Input:
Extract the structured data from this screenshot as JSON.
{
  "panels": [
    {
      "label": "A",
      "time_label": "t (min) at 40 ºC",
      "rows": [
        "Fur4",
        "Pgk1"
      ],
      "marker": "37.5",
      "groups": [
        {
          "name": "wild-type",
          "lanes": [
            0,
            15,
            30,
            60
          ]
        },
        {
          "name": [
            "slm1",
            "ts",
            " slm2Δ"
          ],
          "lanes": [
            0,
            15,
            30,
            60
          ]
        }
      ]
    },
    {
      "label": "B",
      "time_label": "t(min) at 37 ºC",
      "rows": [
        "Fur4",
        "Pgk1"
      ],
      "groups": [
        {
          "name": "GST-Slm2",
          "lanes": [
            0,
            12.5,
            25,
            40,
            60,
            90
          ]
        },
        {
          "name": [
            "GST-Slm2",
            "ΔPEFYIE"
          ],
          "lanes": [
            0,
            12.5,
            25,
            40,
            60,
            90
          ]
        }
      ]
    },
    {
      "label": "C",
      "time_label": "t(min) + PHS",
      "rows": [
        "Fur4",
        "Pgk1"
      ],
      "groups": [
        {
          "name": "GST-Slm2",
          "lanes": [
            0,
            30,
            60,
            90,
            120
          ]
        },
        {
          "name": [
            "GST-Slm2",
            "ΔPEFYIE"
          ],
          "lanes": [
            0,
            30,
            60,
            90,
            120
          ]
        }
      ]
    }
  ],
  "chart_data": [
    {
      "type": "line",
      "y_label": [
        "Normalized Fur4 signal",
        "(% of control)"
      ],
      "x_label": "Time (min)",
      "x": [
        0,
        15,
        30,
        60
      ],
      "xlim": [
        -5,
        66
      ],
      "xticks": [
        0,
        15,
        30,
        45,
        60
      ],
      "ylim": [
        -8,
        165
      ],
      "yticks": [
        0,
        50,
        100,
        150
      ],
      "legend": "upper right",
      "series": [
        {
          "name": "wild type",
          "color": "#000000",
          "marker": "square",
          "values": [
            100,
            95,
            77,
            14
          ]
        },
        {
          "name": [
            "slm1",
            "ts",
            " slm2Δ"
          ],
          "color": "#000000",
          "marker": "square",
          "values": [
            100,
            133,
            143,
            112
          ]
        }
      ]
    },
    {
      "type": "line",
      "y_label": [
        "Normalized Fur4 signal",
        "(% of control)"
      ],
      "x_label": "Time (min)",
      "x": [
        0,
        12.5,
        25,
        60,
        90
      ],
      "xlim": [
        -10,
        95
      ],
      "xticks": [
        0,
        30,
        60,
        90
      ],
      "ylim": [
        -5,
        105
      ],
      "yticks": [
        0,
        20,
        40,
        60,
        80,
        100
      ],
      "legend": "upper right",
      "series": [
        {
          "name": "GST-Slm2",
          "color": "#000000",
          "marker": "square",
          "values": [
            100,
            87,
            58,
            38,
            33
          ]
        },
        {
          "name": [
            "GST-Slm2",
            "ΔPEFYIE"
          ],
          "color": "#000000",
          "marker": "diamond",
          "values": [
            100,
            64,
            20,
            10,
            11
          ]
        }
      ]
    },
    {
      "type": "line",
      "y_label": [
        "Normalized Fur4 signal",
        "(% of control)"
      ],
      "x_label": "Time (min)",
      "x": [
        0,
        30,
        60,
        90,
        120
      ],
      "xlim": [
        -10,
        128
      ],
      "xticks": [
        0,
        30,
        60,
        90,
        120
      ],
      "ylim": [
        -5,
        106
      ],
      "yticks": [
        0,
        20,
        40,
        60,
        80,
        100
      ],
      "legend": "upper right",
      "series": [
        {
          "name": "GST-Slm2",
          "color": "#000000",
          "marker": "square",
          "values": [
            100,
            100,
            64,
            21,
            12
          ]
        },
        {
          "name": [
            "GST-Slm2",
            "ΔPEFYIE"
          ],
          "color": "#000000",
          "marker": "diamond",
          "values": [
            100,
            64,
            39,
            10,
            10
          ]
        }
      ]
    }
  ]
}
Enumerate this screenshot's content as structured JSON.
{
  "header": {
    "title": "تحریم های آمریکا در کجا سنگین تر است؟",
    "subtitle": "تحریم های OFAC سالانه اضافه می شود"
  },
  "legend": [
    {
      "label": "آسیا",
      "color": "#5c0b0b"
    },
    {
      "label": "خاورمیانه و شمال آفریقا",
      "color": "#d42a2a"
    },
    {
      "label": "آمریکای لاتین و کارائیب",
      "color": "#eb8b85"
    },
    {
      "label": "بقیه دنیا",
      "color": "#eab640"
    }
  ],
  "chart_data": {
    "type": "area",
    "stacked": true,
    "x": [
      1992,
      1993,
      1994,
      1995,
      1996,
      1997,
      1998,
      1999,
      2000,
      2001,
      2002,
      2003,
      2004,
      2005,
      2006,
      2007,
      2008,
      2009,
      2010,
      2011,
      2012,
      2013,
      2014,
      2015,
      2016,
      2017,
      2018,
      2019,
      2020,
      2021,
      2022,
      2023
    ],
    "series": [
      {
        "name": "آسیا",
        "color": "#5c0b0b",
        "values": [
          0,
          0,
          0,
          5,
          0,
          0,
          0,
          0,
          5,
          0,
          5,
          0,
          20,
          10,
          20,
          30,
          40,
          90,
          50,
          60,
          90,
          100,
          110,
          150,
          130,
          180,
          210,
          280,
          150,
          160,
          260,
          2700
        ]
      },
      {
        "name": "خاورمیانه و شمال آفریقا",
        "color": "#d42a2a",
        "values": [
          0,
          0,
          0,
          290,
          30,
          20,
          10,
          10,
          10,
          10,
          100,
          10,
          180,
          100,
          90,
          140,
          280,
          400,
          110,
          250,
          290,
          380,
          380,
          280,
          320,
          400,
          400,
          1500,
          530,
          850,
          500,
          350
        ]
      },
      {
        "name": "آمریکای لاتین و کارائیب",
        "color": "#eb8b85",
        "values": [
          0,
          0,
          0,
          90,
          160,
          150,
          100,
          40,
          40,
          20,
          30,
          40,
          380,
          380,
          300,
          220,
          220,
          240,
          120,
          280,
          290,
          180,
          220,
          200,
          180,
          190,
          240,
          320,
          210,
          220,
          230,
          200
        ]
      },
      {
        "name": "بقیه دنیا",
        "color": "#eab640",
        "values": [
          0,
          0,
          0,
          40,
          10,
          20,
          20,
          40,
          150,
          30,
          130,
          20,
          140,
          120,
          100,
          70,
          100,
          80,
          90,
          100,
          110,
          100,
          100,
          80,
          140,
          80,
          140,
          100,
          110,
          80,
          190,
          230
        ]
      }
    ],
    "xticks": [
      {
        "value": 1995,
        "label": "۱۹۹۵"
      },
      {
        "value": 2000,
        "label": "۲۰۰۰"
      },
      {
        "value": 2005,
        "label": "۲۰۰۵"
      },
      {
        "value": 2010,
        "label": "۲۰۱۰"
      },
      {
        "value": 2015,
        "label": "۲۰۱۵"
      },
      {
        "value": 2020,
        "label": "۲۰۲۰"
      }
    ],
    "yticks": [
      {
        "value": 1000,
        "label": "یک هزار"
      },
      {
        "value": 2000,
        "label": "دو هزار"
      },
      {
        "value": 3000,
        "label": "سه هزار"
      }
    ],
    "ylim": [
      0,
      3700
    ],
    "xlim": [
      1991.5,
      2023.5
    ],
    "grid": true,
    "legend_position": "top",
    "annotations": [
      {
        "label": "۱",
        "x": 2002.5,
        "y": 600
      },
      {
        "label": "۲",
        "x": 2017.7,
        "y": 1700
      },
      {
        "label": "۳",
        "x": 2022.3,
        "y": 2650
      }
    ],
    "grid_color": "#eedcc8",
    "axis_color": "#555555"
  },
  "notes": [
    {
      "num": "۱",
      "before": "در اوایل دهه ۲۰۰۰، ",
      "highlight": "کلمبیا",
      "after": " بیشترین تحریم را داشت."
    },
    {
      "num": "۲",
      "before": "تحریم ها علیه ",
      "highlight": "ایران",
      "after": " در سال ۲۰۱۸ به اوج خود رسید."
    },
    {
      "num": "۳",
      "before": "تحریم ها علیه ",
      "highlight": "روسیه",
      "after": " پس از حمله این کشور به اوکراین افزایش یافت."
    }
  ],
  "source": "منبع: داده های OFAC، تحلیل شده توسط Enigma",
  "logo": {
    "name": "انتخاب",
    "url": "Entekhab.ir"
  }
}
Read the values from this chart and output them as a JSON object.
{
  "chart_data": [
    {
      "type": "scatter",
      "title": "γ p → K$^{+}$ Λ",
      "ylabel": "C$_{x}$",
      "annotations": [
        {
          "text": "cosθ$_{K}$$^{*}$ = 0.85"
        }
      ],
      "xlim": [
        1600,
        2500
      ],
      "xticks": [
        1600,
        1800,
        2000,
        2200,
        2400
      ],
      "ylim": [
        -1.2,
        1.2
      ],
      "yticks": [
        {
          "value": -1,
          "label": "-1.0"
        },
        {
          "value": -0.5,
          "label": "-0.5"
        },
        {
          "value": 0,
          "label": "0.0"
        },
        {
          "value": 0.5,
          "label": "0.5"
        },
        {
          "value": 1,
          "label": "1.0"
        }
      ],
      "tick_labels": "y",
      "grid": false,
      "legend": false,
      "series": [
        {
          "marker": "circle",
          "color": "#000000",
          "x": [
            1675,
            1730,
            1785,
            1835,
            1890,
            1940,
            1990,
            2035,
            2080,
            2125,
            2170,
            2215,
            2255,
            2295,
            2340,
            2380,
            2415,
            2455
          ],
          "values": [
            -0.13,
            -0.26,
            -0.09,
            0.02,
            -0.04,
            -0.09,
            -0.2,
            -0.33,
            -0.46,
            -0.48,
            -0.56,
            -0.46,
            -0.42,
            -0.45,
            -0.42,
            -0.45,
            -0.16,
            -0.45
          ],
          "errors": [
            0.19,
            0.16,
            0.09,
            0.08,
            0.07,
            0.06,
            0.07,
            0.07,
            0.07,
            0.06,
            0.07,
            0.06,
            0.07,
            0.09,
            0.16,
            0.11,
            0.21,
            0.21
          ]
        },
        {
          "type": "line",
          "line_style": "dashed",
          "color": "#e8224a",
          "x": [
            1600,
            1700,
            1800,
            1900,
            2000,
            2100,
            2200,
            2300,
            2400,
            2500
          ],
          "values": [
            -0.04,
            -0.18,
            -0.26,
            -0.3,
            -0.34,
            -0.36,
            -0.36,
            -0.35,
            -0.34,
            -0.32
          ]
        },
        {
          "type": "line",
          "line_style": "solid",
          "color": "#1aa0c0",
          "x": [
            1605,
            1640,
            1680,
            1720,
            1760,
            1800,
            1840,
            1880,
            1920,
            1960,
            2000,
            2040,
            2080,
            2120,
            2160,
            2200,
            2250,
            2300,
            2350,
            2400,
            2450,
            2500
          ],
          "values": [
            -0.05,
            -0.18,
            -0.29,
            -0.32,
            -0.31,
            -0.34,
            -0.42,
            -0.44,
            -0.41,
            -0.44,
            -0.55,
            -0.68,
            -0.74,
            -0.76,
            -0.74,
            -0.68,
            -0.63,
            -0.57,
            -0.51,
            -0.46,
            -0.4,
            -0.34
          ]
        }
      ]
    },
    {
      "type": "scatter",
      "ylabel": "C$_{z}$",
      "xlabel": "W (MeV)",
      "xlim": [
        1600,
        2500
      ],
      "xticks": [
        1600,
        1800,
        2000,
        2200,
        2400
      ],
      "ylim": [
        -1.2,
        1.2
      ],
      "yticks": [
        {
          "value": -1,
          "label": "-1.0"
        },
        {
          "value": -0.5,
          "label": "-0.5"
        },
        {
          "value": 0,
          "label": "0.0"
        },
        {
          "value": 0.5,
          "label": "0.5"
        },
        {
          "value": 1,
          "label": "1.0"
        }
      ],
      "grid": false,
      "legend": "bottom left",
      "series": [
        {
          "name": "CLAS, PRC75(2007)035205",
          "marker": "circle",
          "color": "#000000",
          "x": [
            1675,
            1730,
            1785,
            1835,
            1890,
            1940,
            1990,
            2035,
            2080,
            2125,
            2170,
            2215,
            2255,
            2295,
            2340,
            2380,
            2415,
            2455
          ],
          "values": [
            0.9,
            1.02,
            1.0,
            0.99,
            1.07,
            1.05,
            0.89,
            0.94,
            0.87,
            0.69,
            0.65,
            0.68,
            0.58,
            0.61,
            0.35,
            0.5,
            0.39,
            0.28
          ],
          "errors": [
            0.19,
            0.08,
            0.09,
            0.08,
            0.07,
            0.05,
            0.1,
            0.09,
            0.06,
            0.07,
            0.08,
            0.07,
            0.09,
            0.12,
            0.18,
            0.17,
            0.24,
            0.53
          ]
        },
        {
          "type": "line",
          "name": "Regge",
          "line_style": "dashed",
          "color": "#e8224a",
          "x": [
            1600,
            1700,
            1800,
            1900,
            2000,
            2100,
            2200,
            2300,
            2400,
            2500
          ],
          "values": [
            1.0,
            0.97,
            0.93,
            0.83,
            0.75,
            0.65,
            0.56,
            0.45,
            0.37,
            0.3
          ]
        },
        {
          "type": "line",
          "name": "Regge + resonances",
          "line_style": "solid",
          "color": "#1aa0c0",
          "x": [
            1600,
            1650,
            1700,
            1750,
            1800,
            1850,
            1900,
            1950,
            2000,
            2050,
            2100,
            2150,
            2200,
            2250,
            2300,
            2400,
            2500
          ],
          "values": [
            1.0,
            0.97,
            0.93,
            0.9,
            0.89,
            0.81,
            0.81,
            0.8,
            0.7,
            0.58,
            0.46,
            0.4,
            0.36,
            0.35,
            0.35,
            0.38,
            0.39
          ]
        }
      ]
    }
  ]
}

Task directions:
Copy every line above in which the string "شمال" shows up.

Exercise response:
      "label": "خاورمیانه و شمال آفریقا",
        "name": "خاورمیانه و شمال آفریقا",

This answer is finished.